What the task asks: Reproduce each line that includes the word "cover".

Data shown:
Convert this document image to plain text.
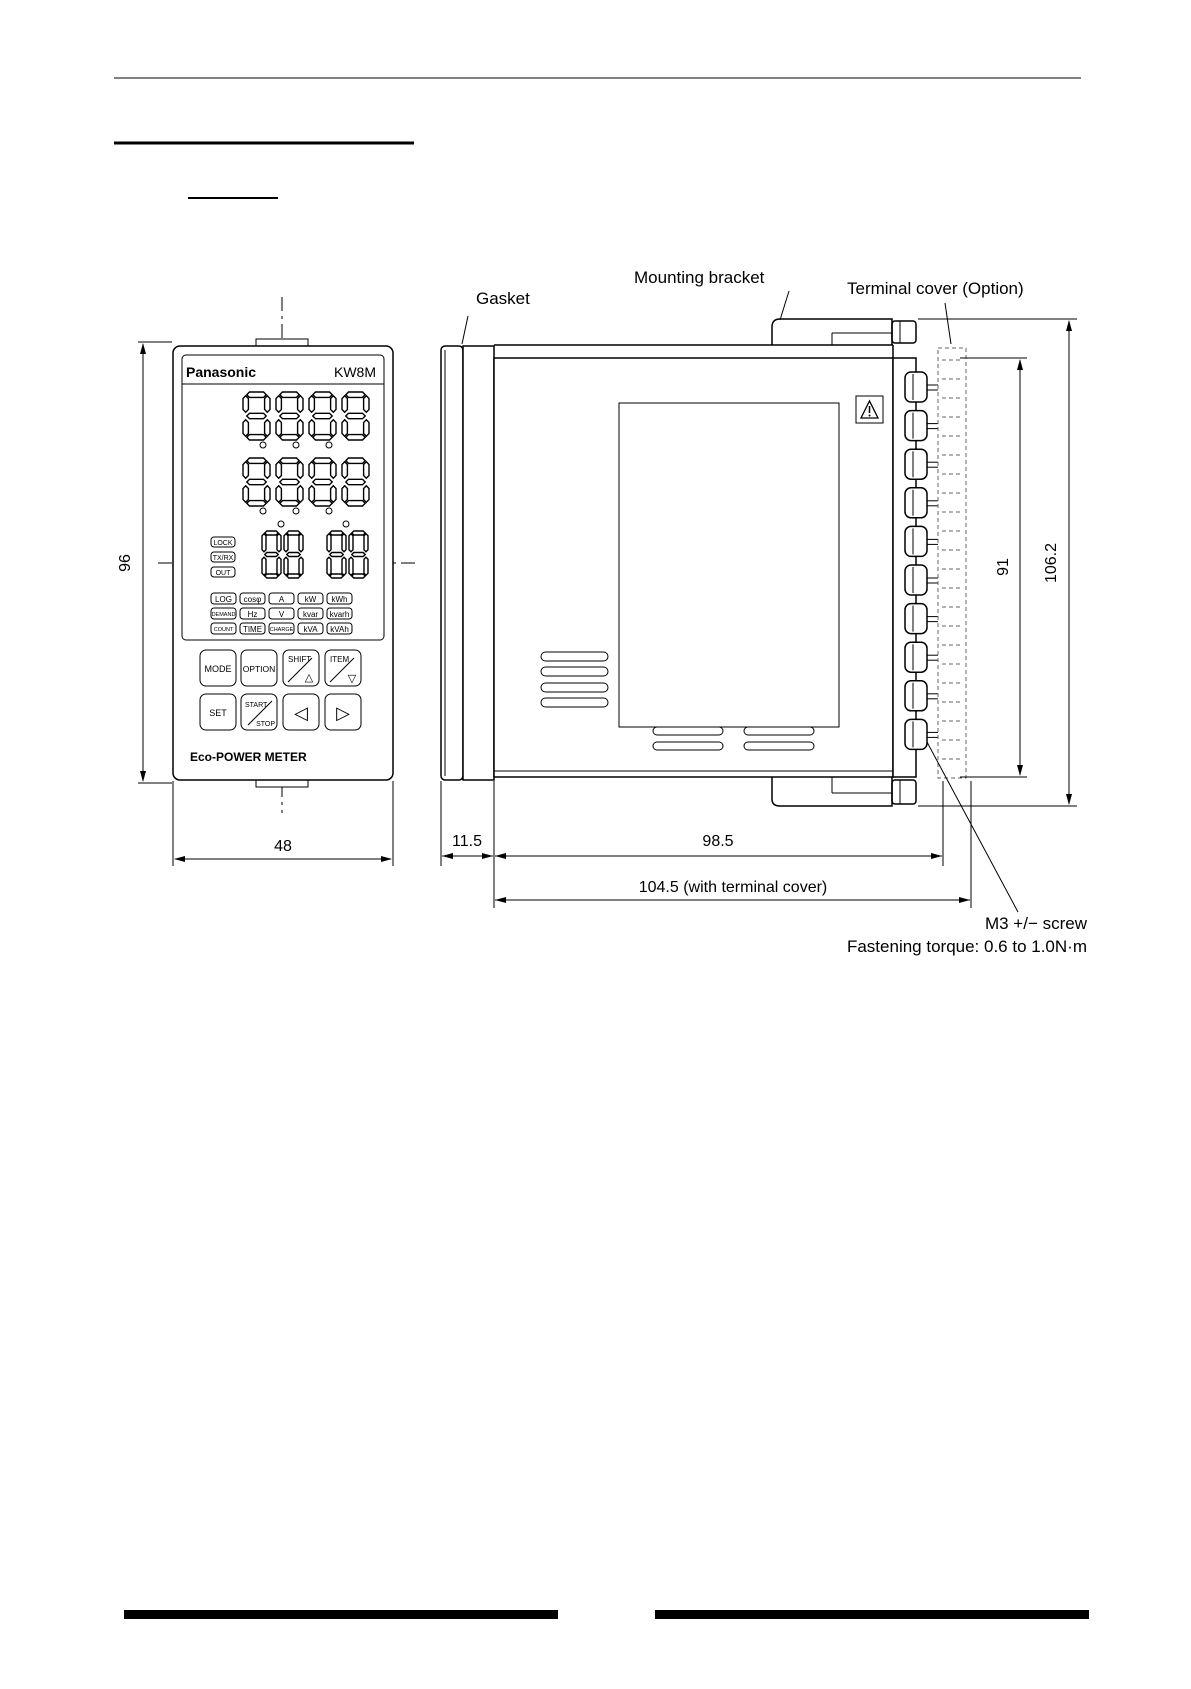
Panasonic	KW8M
LOCK
TX/RX
OUT
LOG cosφ A	kW kWh
DEMAND Hz	V kvar kvarh
COUNT TIME CHARGE kVA kVAh
MODE OPTION
SHIFT
△
ITEM
▽
SET
START
STOP
◁ ▷
Eco-POWER METER
96
48
Gasket
Mounting bracket
Terminal cover (Option)
M3 +/− screw
Fastening torque: 0.6 to 1.0N·m
11.5	98.5
104.5 (with terminal cover)
91 106.2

Solution to the problem:
Terminal cover (Option)
104.5 (with terminal cover)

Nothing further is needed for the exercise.